::: Given information

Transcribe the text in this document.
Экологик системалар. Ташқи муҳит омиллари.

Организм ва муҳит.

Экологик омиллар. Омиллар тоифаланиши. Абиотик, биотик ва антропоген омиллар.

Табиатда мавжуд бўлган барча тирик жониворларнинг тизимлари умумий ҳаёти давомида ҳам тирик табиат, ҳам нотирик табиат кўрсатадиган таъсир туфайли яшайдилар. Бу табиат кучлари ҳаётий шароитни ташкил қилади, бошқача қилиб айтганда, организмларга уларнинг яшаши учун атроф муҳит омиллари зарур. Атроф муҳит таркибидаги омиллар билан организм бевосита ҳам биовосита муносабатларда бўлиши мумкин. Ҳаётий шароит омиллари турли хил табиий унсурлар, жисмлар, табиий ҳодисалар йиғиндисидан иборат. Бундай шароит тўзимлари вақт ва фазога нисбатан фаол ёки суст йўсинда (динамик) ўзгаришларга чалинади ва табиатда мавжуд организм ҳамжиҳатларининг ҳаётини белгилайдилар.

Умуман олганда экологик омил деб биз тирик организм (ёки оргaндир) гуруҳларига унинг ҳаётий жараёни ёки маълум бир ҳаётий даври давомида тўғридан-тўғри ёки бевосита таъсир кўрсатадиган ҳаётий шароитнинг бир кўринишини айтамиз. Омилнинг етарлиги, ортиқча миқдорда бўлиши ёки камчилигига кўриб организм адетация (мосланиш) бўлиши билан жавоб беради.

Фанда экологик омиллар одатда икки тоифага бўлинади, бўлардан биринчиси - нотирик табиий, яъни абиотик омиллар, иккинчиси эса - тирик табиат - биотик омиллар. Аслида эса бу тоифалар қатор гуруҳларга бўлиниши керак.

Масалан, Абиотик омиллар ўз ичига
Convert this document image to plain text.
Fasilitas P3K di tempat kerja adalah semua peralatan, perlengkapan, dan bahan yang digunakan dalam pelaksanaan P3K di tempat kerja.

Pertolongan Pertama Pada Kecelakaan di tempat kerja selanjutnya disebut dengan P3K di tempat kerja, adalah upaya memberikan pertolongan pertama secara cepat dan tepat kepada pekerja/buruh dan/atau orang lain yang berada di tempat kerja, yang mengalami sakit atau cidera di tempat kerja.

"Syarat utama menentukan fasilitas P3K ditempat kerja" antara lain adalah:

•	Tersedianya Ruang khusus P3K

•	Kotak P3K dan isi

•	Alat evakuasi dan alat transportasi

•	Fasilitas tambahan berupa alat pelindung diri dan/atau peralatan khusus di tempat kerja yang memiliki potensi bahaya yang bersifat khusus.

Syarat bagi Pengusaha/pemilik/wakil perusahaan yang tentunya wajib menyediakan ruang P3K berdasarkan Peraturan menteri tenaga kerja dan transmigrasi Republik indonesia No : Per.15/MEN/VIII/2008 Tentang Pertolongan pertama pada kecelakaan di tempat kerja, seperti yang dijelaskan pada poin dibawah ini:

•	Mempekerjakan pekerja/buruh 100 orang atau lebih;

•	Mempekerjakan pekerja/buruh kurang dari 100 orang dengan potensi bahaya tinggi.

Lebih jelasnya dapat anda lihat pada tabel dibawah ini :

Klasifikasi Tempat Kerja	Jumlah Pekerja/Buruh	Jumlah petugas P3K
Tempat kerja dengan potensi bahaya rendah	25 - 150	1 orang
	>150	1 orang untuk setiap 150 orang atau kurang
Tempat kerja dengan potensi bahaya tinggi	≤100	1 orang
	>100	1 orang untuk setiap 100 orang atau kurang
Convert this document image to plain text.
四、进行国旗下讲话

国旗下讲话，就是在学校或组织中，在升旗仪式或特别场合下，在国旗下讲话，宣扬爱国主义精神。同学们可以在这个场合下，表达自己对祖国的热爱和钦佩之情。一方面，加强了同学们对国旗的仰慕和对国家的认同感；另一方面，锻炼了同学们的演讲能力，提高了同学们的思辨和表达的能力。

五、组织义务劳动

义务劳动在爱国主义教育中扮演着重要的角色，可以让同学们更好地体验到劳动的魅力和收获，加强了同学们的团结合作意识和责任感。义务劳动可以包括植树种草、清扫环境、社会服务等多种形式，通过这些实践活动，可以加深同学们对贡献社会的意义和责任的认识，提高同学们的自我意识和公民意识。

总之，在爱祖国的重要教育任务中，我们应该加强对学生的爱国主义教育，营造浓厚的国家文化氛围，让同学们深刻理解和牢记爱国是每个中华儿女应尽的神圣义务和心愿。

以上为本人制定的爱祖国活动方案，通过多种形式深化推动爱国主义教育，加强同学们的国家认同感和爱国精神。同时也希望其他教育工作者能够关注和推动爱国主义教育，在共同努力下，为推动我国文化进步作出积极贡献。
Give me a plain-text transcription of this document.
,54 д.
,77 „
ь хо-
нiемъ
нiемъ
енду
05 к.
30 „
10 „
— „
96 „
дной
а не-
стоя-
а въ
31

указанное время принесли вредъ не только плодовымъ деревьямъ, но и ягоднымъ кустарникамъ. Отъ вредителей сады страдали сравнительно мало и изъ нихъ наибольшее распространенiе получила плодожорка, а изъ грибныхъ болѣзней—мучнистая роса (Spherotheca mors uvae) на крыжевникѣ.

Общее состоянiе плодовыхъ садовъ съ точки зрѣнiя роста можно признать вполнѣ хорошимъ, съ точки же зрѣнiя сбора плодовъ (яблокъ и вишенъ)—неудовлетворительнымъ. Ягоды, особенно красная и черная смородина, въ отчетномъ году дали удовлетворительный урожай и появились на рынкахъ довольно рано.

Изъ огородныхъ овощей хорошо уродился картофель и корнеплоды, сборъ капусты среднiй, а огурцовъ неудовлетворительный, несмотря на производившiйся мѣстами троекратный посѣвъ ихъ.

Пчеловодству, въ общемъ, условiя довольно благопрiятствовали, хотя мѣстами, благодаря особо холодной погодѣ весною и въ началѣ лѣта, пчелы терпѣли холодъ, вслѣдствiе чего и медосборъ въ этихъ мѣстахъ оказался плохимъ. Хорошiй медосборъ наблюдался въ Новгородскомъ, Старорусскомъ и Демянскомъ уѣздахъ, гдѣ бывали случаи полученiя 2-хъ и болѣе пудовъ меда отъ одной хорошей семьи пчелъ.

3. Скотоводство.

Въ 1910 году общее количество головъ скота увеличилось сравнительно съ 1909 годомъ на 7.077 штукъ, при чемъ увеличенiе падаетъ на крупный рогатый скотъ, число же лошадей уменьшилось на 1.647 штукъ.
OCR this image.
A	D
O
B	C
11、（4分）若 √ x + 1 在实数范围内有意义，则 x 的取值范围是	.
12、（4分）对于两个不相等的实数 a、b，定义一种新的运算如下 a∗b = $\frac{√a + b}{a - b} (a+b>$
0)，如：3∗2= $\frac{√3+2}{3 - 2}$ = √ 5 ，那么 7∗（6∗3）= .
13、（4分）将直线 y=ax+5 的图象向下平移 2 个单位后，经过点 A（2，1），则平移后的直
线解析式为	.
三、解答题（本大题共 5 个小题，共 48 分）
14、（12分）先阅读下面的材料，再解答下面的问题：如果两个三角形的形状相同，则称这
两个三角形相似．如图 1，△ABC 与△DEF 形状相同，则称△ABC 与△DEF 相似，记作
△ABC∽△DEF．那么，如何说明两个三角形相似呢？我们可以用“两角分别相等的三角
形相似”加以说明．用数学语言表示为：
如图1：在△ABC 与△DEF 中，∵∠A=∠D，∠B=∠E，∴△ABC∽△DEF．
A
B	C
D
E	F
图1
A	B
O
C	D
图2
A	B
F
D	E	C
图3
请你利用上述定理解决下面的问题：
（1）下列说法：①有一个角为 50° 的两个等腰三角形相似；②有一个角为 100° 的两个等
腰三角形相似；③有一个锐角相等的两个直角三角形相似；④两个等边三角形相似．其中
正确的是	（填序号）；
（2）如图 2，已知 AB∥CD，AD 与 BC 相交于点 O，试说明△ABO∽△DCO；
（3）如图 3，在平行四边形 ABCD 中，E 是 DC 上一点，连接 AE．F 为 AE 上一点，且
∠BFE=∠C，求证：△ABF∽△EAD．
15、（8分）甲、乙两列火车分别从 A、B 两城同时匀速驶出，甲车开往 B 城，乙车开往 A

::::::

#### [Exercise prompt]
Gather from the entries above all lines that include the string "давомида".

#### [The output]
Табиатда мавжуд бўлган барча тирик жониворларнинг тизимлари умумий ҳаёти давомида ҳам тирик табиат, ҳам нотирик табиат кўрсатадиган таъсир туфайли яшайдилар. Бу табиат кучлари ҳаётий шароитни ташкил қилади, бошқача қилиб айтганда, организмларга уларнинг яшаши учун атроф муҳит омиллари зарур. Атроф муҳит таркибидаги омиллар билан организм бевосита ҳам биовосита муносабатларда бўлиши мумкин. Ҳаётий шароит омиллари турли хил табиий унсурлар, жисмлар, табиий ҳодисалар йиғиндисидан иборат. Бундай шароит тўзимлари вақт ва фазога нисбатан фаол ёки суст йўсинда (динамик) ўзгаришларга чалинади ва табиатда мавжуд организм ҳамжиҳатларининг ҳаётини белгилайдилар.
Умуман олганда экологик омил деб биз тирик организм (ёки оргaндир) гуруҳларига унинг ҳаётий жараёни ёки маълум бир ҳаётий даври давомида тўғридан-тўғри ёки бевосита таъсир кўрсатадиган ҳаётий шароитнинг бир кўринишини айтамиз. Омилнинг етарлиги, ортиқча миқдорда бўлиши ёки камчилигига кўриб организм адетация (мосланиш) бўлиши билан жавоб беради.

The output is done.